I have a table of events, each with a StartTime and EndTime (as type DateTime) in a MySQL Table.
I\'m trying to output the sum of overlapping times
Try this:
SELECT `COUNT`, SEC_TO_TIME(SUM(Duration))
FROM (
SELECT
COUNT(*) AS `Count`,
UNIX_TIMESTAMP(Times2.Time) - UNIX_TIMESTAMP(Times1.Time) AS Duration
FROM (
SELECT @rownum1 := @rownum1 + 1 AS rownum, `Time`
FROM (
SELECT DISTINCT(StartTime) AS `Time` FROM events
UNION
SELECT DISTINCT(EndTime) AS `Time` FROM events
) AS AllTimes, (SELECT @rownum1 := 0) AS Rownum
ORDER BY `Time` DESC
) As Times1
JOIN (
SELECT @rownum2 := @rownum2 + 1 AS rownum, `Time`
FROM (
SELECT DISTINCT(StartTime) AS `Time` FROM events
UNION
SELECT DISTINCT(EndTime) AS `Time` FROM events
) AS AllTimes, (SELECT @rownum2 := 0) AS Rownum
ORDER BY `Time` DESC
) As Times2
ON Times1.rownum = Times2.rownum + 1
JOIN events ON Times1.Time >= events.StartTime AND Times2.Time <= events.EndTime
GROUP BY Times1.rownum
) Totals
GROUP BY `Count`
Result:
1, 03:00:00
2, 02:00:00
3, 02:00:00
If this doesn't do what you want, or you want some explanation, please let me know. It could be made faster by storing the repeated subquery AllTimes
in a temporary table, but hopefully it runs fast enough as it is.
I would suggest an in-memory structure that has start-time,end-time,#events... (This is simplified as time(hours), but using unix time gives up to the second accuracy)

Questions to answer:
A. In the text on summing overlapping event times in MySQL, what data type do StartTime and EndTime have?
B. Revise the overlapping-times text from the words "I would suggest" through "the second accuracy)", substituting "table" for "structure".
C. Pick up the text about summing overlapping event times in MySQL after its final sentence and carry it further.

Recorded data:
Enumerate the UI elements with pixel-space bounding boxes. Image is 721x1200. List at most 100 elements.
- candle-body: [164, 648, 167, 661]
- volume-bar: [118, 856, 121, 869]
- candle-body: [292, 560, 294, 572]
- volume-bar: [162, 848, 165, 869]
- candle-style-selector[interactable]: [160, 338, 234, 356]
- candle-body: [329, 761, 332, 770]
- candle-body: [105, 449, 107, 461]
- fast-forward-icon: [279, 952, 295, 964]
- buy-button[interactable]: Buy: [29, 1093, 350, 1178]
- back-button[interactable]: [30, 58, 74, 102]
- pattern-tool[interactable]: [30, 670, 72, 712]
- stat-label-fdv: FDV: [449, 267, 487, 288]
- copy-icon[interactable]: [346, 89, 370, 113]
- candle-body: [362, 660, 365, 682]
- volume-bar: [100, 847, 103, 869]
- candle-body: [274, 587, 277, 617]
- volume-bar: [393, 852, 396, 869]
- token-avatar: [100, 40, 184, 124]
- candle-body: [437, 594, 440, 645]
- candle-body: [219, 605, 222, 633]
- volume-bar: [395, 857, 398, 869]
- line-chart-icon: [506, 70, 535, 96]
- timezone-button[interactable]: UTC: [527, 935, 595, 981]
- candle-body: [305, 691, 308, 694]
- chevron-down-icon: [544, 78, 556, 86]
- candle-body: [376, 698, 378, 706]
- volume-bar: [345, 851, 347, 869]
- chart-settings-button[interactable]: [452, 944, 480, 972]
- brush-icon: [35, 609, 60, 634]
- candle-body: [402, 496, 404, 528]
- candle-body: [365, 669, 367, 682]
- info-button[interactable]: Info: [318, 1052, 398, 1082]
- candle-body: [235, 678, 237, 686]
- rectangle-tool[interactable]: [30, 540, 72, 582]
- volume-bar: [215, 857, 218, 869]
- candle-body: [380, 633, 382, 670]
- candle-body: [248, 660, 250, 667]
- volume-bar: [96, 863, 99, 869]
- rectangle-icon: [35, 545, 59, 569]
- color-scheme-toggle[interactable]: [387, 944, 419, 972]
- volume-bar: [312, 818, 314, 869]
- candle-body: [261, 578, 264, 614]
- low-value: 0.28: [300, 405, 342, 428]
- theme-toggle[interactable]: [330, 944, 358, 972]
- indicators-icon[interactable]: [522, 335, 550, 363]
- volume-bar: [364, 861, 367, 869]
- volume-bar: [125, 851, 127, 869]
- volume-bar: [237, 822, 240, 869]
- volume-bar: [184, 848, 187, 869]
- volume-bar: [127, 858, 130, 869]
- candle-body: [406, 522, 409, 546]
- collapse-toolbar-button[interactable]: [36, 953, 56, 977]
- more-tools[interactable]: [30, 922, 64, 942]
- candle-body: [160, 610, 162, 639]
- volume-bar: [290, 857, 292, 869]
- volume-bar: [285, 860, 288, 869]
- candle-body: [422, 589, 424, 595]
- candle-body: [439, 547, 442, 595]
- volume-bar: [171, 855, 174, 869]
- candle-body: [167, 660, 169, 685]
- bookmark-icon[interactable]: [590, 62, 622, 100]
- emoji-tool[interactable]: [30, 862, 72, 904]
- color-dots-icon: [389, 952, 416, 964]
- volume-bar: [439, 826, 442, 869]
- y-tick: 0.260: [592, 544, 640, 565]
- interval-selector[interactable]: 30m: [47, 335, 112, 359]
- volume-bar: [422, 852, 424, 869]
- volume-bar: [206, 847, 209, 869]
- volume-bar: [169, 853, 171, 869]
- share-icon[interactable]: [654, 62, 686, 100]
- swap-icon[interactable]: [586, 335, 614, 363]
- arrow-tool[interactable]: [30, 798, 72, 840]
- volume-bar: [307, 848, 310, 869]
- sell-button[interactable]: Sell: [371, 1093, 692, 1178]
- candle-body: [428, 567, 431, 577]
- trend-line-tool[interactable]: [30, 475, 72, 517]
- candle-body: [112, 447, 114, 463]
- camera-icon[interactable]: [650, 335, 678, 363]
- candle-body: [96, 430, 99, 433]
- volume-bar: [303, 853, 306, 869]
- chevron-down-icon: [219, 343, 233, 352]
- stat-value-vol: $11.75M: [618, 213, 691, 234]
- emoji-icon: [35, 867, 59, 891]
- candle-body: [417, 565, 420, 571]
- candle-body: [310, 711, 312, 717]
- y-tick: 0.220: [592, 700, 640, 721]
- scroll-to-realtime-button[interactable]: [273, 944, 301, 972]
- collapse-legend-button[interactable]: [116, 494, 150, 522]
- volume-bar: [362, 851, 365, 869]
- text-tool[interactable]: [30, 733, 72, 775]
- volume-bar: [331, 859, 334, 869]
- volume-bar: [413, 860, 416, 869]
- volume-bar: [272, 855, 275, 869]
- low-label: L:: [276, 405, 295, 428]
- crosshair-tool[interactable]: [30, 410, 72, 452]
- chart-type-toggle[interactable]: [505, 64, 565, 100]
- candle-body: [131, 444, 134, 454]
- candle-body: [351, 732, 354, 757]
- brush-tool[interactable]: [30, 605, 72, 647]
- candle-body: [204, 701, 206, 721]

Task-by-task outputs:
A. DateTime

B.
I would suggest an in-memory table that has start-time,end-time,#events... (This is simplified as time(hours), but using unix time gives up to the second accuracy)

C.
For every event, you would insert the new event as-is if there's no overlap, otherwise, find the overlap, and split the event to (up to 3) parts that may be overlapping, With your example data, starting from the first event:
Event 1 starts at 3am and ends at 10am: Just add the event since no overlaps:
3,10,1
Event 2 starts at 5am and ends at 9am: Overlaps,so split the original, and add the new one with extra "#events"
3,5,1
5,9,2
9,10,1
Event 3 starts at 7am and ends at 9am: also overlaps, do the same with all periods:
3,5,1
5,7,2
7,9,3
9,10,1
So calculating the overlap hours per #events:
1 event= (5-3)+(10-9)=3 hours
2 events = 7-5 = 2 hours
3 events = 9-7 = 2 hours
It would make sense to run this as a background process if there are many events to compare.
Start with a table that contains a single datetime field as its primary key, and populate that table with every time value you're interested in. A leap years has 527040 minutes (31622400 seconds), so this table might get big if your events span several years.
Now join against this table doing something like
SELECT i.dt as instant, count(*) as events
FROM instant i JOIN event e ON i.dt BETWEEN e.start AND e.end
GROUP BY i.dt
WHERE i.dt BETWEEN ? AND ?
Having an index on instant.dt may let you forgo an ORDER BY.
If events are added infrequently, this may be something you want to precalculate by running the query offline, populating a separate table.